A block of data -
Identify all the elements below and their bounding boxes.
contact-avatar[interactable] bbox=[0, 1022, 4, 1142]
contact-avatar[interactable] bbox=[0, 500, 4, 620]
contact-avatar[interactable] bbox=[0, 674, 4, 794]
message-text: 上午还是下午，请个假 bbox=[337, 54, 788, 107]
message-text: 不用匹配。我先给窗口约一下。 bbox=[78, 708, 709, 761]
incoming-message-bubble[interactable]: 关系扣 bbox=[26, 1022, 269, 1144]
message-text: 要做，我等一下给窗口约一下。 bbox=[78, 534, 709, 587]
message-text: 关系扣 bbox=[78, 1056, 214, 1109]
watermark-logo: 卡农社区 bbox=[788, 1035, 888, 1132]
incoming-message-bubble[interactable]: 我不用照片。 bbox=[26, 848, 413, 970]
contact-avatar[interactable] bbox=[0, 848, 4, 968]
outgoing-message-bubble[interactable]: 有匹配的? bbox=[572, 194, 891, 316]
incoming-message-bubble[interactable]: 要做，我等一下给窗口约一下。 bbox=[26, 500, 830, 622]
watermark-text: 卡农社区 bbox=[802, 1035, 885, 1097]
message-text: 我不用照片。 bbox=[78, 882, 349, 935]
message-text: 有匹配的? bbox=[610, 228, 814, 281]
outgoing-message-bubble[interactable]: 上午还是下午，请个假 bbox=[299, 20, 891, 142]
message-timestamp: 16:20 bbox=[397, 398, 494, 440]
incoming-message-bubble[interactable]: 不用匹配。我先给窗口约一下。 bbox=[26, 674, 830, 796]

The request -
Retype every line of the records above without any changes.

Complete output -
Identify all the elements below and their bounding boxes.
contact-avatar[interactable] bbox=[0, 1022, 4, 1142]
contact-avatar[interactable] bbox=[0, 500, 4, 620]
contact-avatar[interactable] bbox=[0, 674, 4, 794]
message-text: 上午还是下午，请个假 bbox=[337, 54, 788, 107]
message-text: 不用匹配。我先给窗口约一下。 bbox=[78, 708, 709, 761]
incoming-message-bubble[interactable]: 关系扣 bbox=[26, 1022, 269, 1144]
message-text: 要做，我等一下给窗口约一下。 bbox=[78, 534, 709, 587]
message-text: 关系扣 bbox=[78, 1056, 214, 1109]
watermark-logo: 卡农社区 bbox=[788, 1035, 888, 1132]
incoming-message-bubble[interactable]: 我不用照片。 bbox=[26, 848, 413, 970]
contact-avatar[interactable] bbox=[0, 848, 4, 968]
outgoing-message-bubble[interactable]: 有匹配的? bbox=[572, 194, 891, 316]
incoming-message-bubble[interactable]: 要做，我等一下给窗口约一下。 bbox=[26, 500, 830, 622]
watermark-text: 卡农社区 bbox=[802, 1035, 885, 1097]
message-text: 我不用照片。 bbox=[78, 882, 349, 935]
message-text: 有匹配的? bbox=[610, 228, 814, 281]
outgoing-message-bubble[interactable]: 上午还是下午，请个假 bbox=[299, 20, 891, 142]
message-timestamp: 16:20 bbox=[397, 398, 494, 440]
incoming-message-bubble[interactable]: 不用匹配。我先给窗口约一下。 bbox=[26, 674, 830, 796]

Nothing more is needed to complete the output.